→ Request
Extract each line of the material that follows exactly and omit its pictures.

[A run of records]

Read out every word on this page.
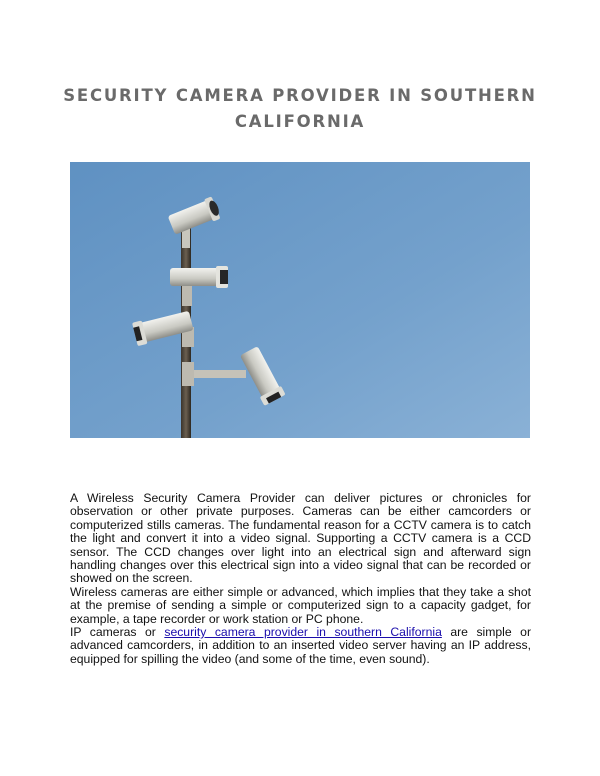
SECURITY CAMERA PROVIDER IN SOUTHERN CALIFORNIA

A Wireless Security Camera Provider can deliver pictures or chronicles for observation or other private purposes. Cameras can be either camcorders or computerized stills cameras. The fundamental reason for a CCTV camera is to catch the light and convert it into a video signal. Supporting a CCTV camera is a CCD sensor. The CCD changes over light into an electrical sign and afterward sign handling changes over this electrical sign into a video signal that can be recorded or showed on the screen.

Wireless cameras are either simple or advanced, which implies that they take a shot at the premise of sending a simple or computerized sign to a capacity gadget, for example, a tape recorder or work station or PC phone.

IP cameras or security camera provider in southern California are simple or advanced camcorders, in addition to an inserted video server having an IP address, equipped for spilling the video (and some of the time, even sound).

→ Task result
Read out every word on this page.
SECURITY CAMERA PROVIDER IN SOUTHERN CALIFORNIA

A Wireless Security Camera Provider can deliver pictures or chronicles for observation or other private purposes. Cameras can be either camcorders or computerized stills cameras. The fundamental reason for a CCTV camera is to catch the light and convert it into a video signal. Supporting a CCTV camera is a CCD sensor. The CCD changes over light into an electrical sign and afterward sign handling changes over this electrical sign into a video signal that can be recorded or showed on the screen.

Wireless cameras are either simple or advanced, which implies that they take a shot at the premise of sending a simple or computerized sign to a capacity gadget, for example, a tape recorder or work station or PC phone.

IP cameras or security camera provider in southern California are simple or advanced camcorders, in addition to an inserted video server having an IP address, equipped for spilling the video (and some of the time, even sound).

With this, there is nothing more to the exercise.